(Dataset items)
* * * * *

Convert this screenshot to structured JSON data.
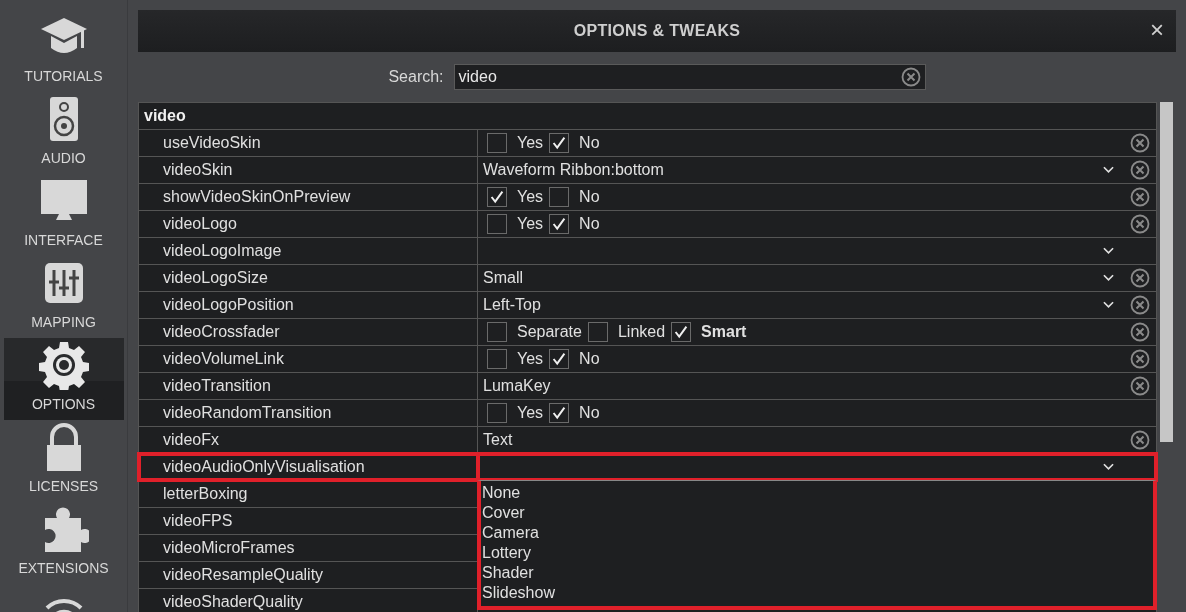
{
  "sidebar": {
    "items": [
      {
        "label": "TUTORIALS",
        "kind": "cap",
        "selected": false
      },
      {
        "label": "AUDIO",
        "kind": "speaker",
        "selected": false
      },
      {
        "label": "INTERFACE",
        "kind": "monitor",
        "selected": false
      },
      {
        "label": "MAPPING",
        "kind": "sliders",
        "selected": false
      },
      {
        "label": "OPTIONS",
        "kind": "gear",
        "selected": true
      },
      {
        "label": "LICENSES",
        "kind": "lock",
        "selected": false
      },
      {
        "label": "EXTENSIONS",
        "kind": "puzzle",
        "selected": false
      },
      {
        "kind": "signal",
        "selected": false
      }
    ]
  },
  "dialog": {
    "title": "OPTIONS & TWEAKS",
    "close": "×"
  },
  "search": {
    "label": "Search:",
    "value": "video"
  },
  "table": {
    "group": "video",
    "rows": [
      {
        "name": "useVideoSkin",
        "kind": "checks",
        "clear": true,
        "options": [
          {
            "label": "Yes",
            "checked": false
          },
          {
            "label": "No",
            "checked": true
          }
        ]
      },
      {
        "name": "videoSkin",
        "kind": "select",
        "value": "Waveform Ribbon:bottom",
        "clear": true
      },
      {
        "name": "showVideoSkinOnPreview",
        "kind": "checks",
        "clear": true,
        "options": [
          {
            "label": "Yes",
            "checked": true
          },
          {
            "label": "No",
            "checked": false
          }
        ]
      },
      {
        "name": "videoLogo",
        "kind": "checks",
        "clear": true,
        "options": [
          {
            "label": "Yes",
            "checked": false
          },
          {
            "label": "No",
            "checked": true
          }
        ]
      },
      {
        "name": "videoLogoImage",
        "kind": "select"
      },
      {
        "name": "videoLogoSize",
        "kind": "select",
        "value": "Small",
        "clear": true
      },
      {
        "name": "videoLogoPosition",
        "kind": "select",
        "value": "Left-Top",
        "clear": true
      },
      {
        "name": "videoCrossfader",
        "kind": "checks",
        "clear": true,
        "options": [
          {
            "label": "Separate",
            "checked": false,
            "bold": false
          },
          {
            "label": "Linked",
            "checked": false,
            "bold": false
          },
          {
            "label": "Smart",
            "checked": true,
            "bold": true
          }
        ]
      },
      {
        "name": "videoVolumeLink",
        "kind": "checks",
        "clear": true,
        "options": [
          {
            "label": "Yes",
            "checked": false
          },
          {
            "label": "No",
            "checked": true
          }
        ]
      },
      {
        "name": "videoTransition",
        "kind": "text",
        "value": "LumaKey",
        "clear": true
      },
      {
        "name": "videoRandomTransition",
        "kind": "checks",
        "options": [
          {
            "label": "Yes",
            "checked": false
          },
          {
            "label": "No",
            "checked": true
          }
        ]
      },
      {
        "name": "videoFx",
        "kind": "text",
        "value": "Text",
        "clear": true
      },
      {
        "name": "videoAudioOnlyVisualisation",
        "kind": "select",
        "highlighted": true,
        "expanded": true,
        "dropdown": [
          "None",
          "Cover",
          "Camera",
          "Lottery",
          "Shader",
          "Slideshow"
        ]
      },
      {
        "name": "letterBoxing",
        "kind": "text"
      },
      {
        "name": "videoFPS",
        "kind": "text"
      },
      {
        "name": "videoMicroFrames",
        "kind": "text"
      },
      {
        "name": "videoResampleQuality",
        "kind": "text"
      },
      {
        "name": "videoShaderQuality",
        "kind": "text"
      }
    ]
  }
}
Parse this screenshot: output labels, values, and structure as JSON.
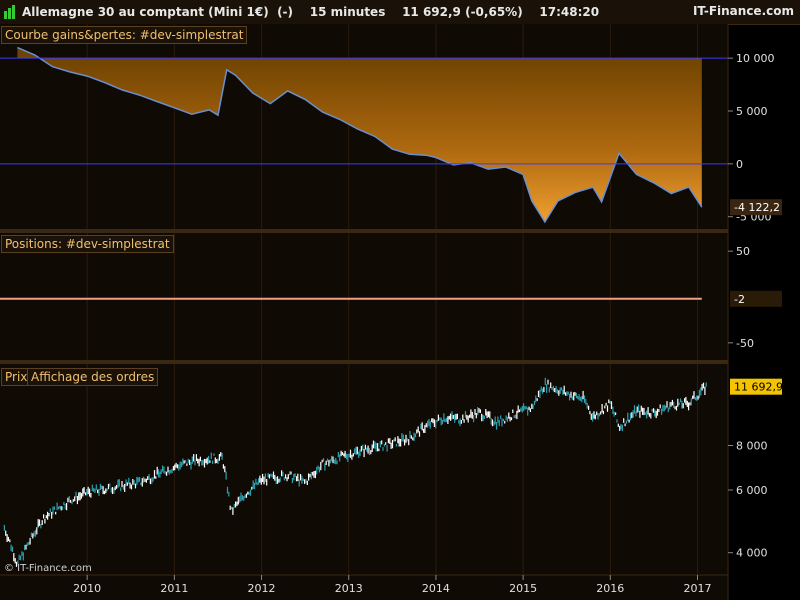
{
  "header": {
    "instrument": "Allemagne 30 au comptant (Mini 1€)",
    "flag": "(-)",
    "interval": "15 minutes",
    "price": "11 692,9",
    "change": "(-0,65%)",
    "time": "17:48:20",
    "brand": "IT-Finance.com"
  },
  "panels": {
    "pnl": {
      "label": "Courbe gains&pertes: #dev-simplestrat",
      "ticks": [
        "10 000",
        "5 000",
        "0",
        "-5 000"
      ],
      "last": "-4 122,2"
    },
    "positions": {
      "label": "Positions: #dev-simplestrat",
      "ticks": [
        "50",
        "0",
        "-50"
      ],
      "last": "-2"
    },
    "price": {
      "label_a": "Prix",
      "label_b": "Affichage des ordres",
      "ticks": [
        "8 000",
        "6 000",
        "4 000"
      ],
      "last": "11 692,9",
      "watermark": "© IT-Finance.com"
    }
  },
  "xaxis": {
    "labels": [
      "2010",
      "2011",
      "2012",
      "2013",
      "2014",
      "2015",
      "2016",
      "2017"
    ]
  },
  "colors": {
    "accent": "#e89a2a",
    "line_blue": "#6a8fd0",
    "positions_line": "#f0a080",
    "price_bar": "#ffffff",
    "price_bar2": "#2aa0b0",
    "label_bg": "#f5c400"
  },
  "chart_data": [
    {
      "type": "area",
      "title": "Courbe gains&pertes: #dev-simplestrat",
      "x": [
        2009.2,
        2009.4,
        2009.6,
        2009.8,
        2010.0,
        2010.2,
        2010.4,
        2010.6,
        2010.8,
        2011.0,
        2011.2,
        2011.4,
        2011.5,
        2011.6,
        2011.7,
        2011.9,
        2012.1,
        2012.3,
        2012.5,
        2012.7,
        2012.9,
        2013.1,
        2013.3,
        2013.5,
        2013.7,
        2013.9,
        2014.0,
        2014.2,
        2014.4,
        2014.6,
        2014.8,
        2015.0,
        2015.1,
        2015.25,
        2015.4,
        2015.6,
        2015.8,
        2015.9,
        2016.1,
        2016.3,
        2016.5,
        2016.7,
        2016.9,
        2017.05
      ],
      "values": [
        11000,
        10300,
        9200,
        8700,
        8300,
        7700,
        7000,
        6500,
        5900,
        5300,
        4700,
        5100,
        4600,
        8900,
        8400,
        6700,
        5700,
        6900,
        6100,
        4900,
        4200,
        3300,
        2600,
        1400,
        900,
        800,
        600,
        -100,
        100,
        -500,
        -300,
        -1000,
        -3500,
        -5500,
        -3500,
        -2700,
        -2200,
        -3600,
        1000,
        -1000,
        -1800,
        -2800,
        -2200,
        -4100
      ],
      "ylim": [
        -5500,
        12000
      ],
      "last_label": "-4 122,2"
    },
    {
      "type": "line",
      "title": "Positions: #dev-simplestrat",
      "x": [
        2009.0,
        2017.05
      ],
      "values": [
        -2,
        -2
      ],
      "ylim": [
        -60,
        60
      ],
      "last_label": "-2"
    },
    {
      "type": "line",
      "title": "Prix",
      "x": [
        2009.05,
        2009.2,
        2009.5,
        2009.8,
        2010.0,
        2010.3,
        2010.6,
        2010.9,
        2011.1,
        2011.3,
        2011.55,
        2011.65,
        2011.8,
        2012.0,
        2012.3,
        2012.5,
        2012.7,
        2012.9,
        2013.1,
        2013.3,
        2013.5,
        2013.7,
        2013.9,
        2014.1,
        2014.3,
        2014.5,
        2014.7,
        2014.9,
        2015.1,
        2015.25,
        2015.5,
        2015.7,
        2015.8,
        2016.0,
        2016.1,
        2016.3,
        2016.5,
        2016.7,
        2016.9,
        2017.1
      ],
      "values": [
        4700,
        3700,
        5000,
        5600,
        5900,
        6100,
        6300,
        6800,
        7100,
        7300,
        7400,
        5200,
        5800,
        6400,
        6600,
        6300,
        7100,
        7400,
        7700,
        7900,
        8100,
        8400,
        9100,
        9600,
        9500,
        9900,
        9300,
        9800,
        10200,
        11900,
        11200,
        10800,
        9600,
        10500,
        9000,
        10000,
        9900,
        10400,
        10500,
        11700
      ],
      "ylim": [
        3600,
        12700
      ],
      "scale": "log",
      "last_label": "11 692,9"
    }
  ]
}
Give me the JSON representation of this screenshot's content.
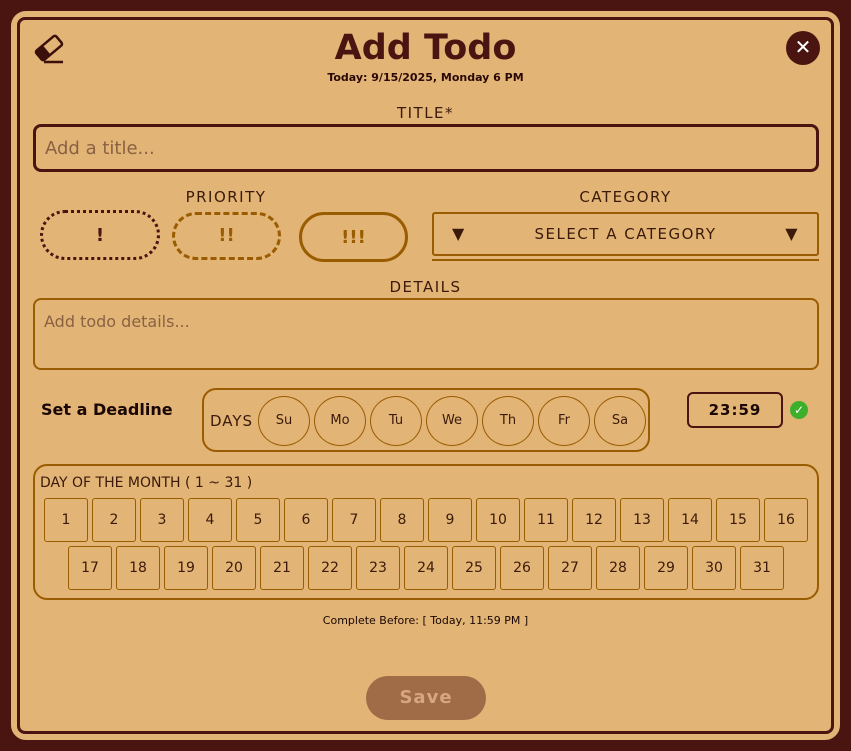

* * * * *

▶ **JOB**:
Transcribe the material exactly, and leave out whatever pictures it holds.

▶ **EXERCISE RESULT**:
Convert this screenshot to structured JSON data.
{
  "sidebar": {
    "items": [
      {
        "label": "TUTORIALS",
        "kind": "cap",
        "selected": false
      },
      {
        "label": "AUDIO",
        "kind": "speaker",
        "selected": false
      },
      {
        "label": "INTERFACE",
        "kind": "monitor",
        "selected": false
      },
      {
        "label": "MAPPING",
        "kind": "sliders",
        "selected": false
      },
      {
        "label": "OPTIONS",
        "kind": "gear",
        "selected": true
      },
      {
        "label": "LICENSES",
        "kind": "lock",
        "selected": false
      },
      {
        "label": "EXTENSIONS",
        "kind": "puzzle",
        "selected": false
      },
      {
        "kind": "signal",
        "selected": false
      }
    ]
  },
  "dialog": {
    "title": "OPTIONS & TWEAKS",
    "close": "×"
  },
  "search": {
    "label": "Search:",
    "value": "video"
  },
  "table": {
    "group": "video",
    "rows": [
      {
        "name": "useVideoSkin",
        "kind": "checks",
        "clear": true,
        "options": [
          {
            "label": "Yes",
            "checked": false
          },
          {
            "label": "No",
            "checked": true
          }
        ]
      },
      {
        "name": "videoSkin",
        "kind": "select",
        "value": "Waveform Ribbon:bottom",
        "clear": true
      },
      {
        "name": "showVideoSkinOnPreview",
        "kind": "checks",
        "clear": true,
        "options": [
          {
            "label": "Yes",
            "checked": true
          },
          {
            "label": "No",
            "checked": false
          }
        ]
      },
      {
        "name": "videoLogo",
        "kind": "checks",
        "clear": true,
        "options": [
          {
            "label": "Yes",
            "checked": false
          },
          {
            "label": "No",
            "checked": true
          }
        ]
      },
      {
        "name": "videoLogoImage",
        "kind": "select"
      },
      {
        "name": "videoLogoSize",
        "kind": "select",
        "value": "Small",
        "clear": true
      },
      {
        "name": "videoLogoPosition",
        "kind": "select",
        "value": "Left-Top",
        "clear": true
      },
      {
        "name": "videoCrossfader",
        "kind": "checks",
        "clear": true,
        "options": [
          {
            "label": "Separate",
            "checked": false,
            "bold": false
          },
          {
            "label": "Linked",
            "checked": false,
            "bold": false
          },
          {
            "label": "Smart",
            "checked": true,
            "bold": true
          }
        ]
      },
      {
        "name": "videoVolumeLink",
        "kind": "checks",
        "clear": true,
        "options": [
          {
            "label": "Yes",
            "checked": false
          },
          {
            "label": "No",
            "checked": true
          }
        ]
      },
      {
        "name": "videoTransition",
        "kind": "text",
        "value": "LumaKey",
        "clear": true
      },
      {
        "name": "videoRandomTransition",
        "kind": "checks",
        "options": [
          {
            "label": "Yes",
            "checked": false
          },
          {
            "label": "No",
            "checked": true
          }
        ]
      },
      {
        "name": "videoFx",
        "kind": "text",
        "value": "Text",
        "clear": true
      },
      {
        "name": "videoAudioOnlyVisualisation",
        "kind": "select",
        "highlighted": true,
        "expanded": true,
        "dropdown": [
          "None",
          "Cover",
          "Camera",
          "Lottery",
          "Shader",
          "Slideshow"
        ]
      },
      {
        "name": "letterBoxing",
        "kind": "text"
      },
      {
        "name": "videoFPS",
        "kind": "text"
      },
      {
        "name": "videoMicroFrames",
        "kind": "text"
      },
      {
        "name": "videoResampleQuality",
        "kind": "text"
      },
      {
        "name": "videoShaderQuality",
        "kind": "text"
      }
    ]
  }
}
Parse this screenshot: output labels, values, and structure as JSON.
{
  "header": {
    "instrument": "Allemagne 30 au comptant (Mini 1€)",
    "flag": "(-)",
    "interval": "15 minutes",
    "price": "11 692,9",
    "change": "(-0,65%)",
    "time": "17:48:20",
    "brand": "IT-Finance.com"
  },
  "panels": {
    "pnl": {
      "label": "Courbe gains&pertes: #dev-simplestrat",
      "ticks": [
        "10 000",
        "5 000",
        "0",
        "-5 000"
      ],
      "last": "-4 122,2"
    },
    "positions": {
      "label": "Positions: #dev-simplestrat",
      "ticks": [
        "50",
        "0",
        "-50"
      ],
      "last": "-2"
    },
    "price": {
      "label_a": "Prix",
      "label_b": "Affichage des ordres",
      "ticks": [
        "8 000",
        "6 000",
        "4 000"
      ],
      "last": "11 692,9",
      "watermark": "© IT-Finance.com"
    }
  },
  "xaxis": {
    "labels": [
      "2010",
      "2011",
      "2012",
      "2013",
      "2014",
      "2015",
      "2016",
      "2017"
    ]
  },
  "colors": {
    "accent": "#e89a2a",
    "line_blue": "#6a8fd0",
    "positions_line": "#f0a080",
    "price_bar": "#ffffff",
    "price_bar2": "#2aa0b0",
    "label_bg": "#f5c400"
  },
  "chart_data": [
    {
      "type": "area",
      "title": "Courbe gains&pertes: #dev-simplestrat",
      "x": [
        2009.2,
        2009.4,
        2009.6,
        2009.8,
        2010.0,
        2010.2,
        2010.4,
        2010.6,
        2010.8,
        2011.0,
        2011.2,
        2011.4,
        2011.5,
        2011.6,
        2011.7,
        2011.9,
        2012.1,
        2012.3,
        2012.5,
        2012.7,
        2012.9,
        2013.1,
        2013.3,
        2013.5,
        2013.7,
        2013.9,
        2014.0,
        2014.2,
        2014.4,
        2014.6,
        2014.8,
        2015.0,
        2015.1,
        2015.25,
        2015.4,
        2015.6,
        2015.8,
        2015.9,
        2016.1,
        2016.3,
        2016.5,
        2016.7,
        2016.9,
        2017.05
      ],
      "values": [
        11000,
        10300,
        9200,
        8700,
        8300,
        7700,
        7000,
        6500,
        5900,
        5300,
        4700,
        5100,
        4600,
        8900,
        8400,
        6700,
        5700,
        6900,
        6100,
        4900,
        4200,
        3300,
        2600,
        1400,
        900,
        800,
        600,
        -100,
        100,
        -500,
        -300,
        -1000,
        -3500,
        -5500,
        -3500,
        -2700,
        -2200,
        -3600,
        1000,
        -1000,
        -1800,
        -2800,
        -2200,
        -4100
      ],
      "ylim": [
        -5500,
        12000
      ],
      "last_label": "-4 122,2"
    },
    {
      "type": "line",
      "title": "Positions: #dev-simplestrat",
      "x": [
        2009.0,
        2017.05
      ],
      "values": [
        -2,
        -2
      ],
      "ylim": [
        -60,
        60
      ],
      "last_label": "-2"
    },
    {
      "type": "line",
      "title": "Prix",
      "x": [
        2009.05,
        2009.2,
        2009.5,
        2009.8,
        2010.0,
        2010.3,
        2010.6,
        2010.9,
        2011.1,
        2011.3,
        2011.55,
        2011.65,
        2011.8,
        2012.0,
        2012.3,
        2012.5,
        2012.7,
        2012.9,
        2013.1,
        2013.3,
        2013.5,
        2013.7,
        2013.9,
        2014.1,
        2014.3,
        2014.5,
        2014.7,
        2014.9,
        2015.1,
        2015.25,
        2015.5,
        2015.7,
        2015.8,
        2016.0,
        2016.1,
        2016.3,
        2016.5,
        2016.7,
        2016.9,
        2017.1
      ],
      "values": [
        4700,
        3700,
        5000,
        5600,
        5900,
        6100,
        6300,
        6800,
        7100,
        7300,
        7400,
        5200,
        5800,
        6400,
        6600,
        6300,
        7100,
        7400,
        7700,
        7900,
        8100,
        8400,
        9100,
        9600,
        9500,
        9900,
        9300,
        9800,
        10200,
        11900,
        11200,
        10800,
        9600,
        10500,
        9000,
        10000,
        9900,
        10400,
        10500,
        11700
      ],
      "ylim": [
        3600,
        12700
      ],
      "scale": "log",
      "last_label": "11 692,9"
    }
  ]
}
Give me the JSON representation of this screenshot's content.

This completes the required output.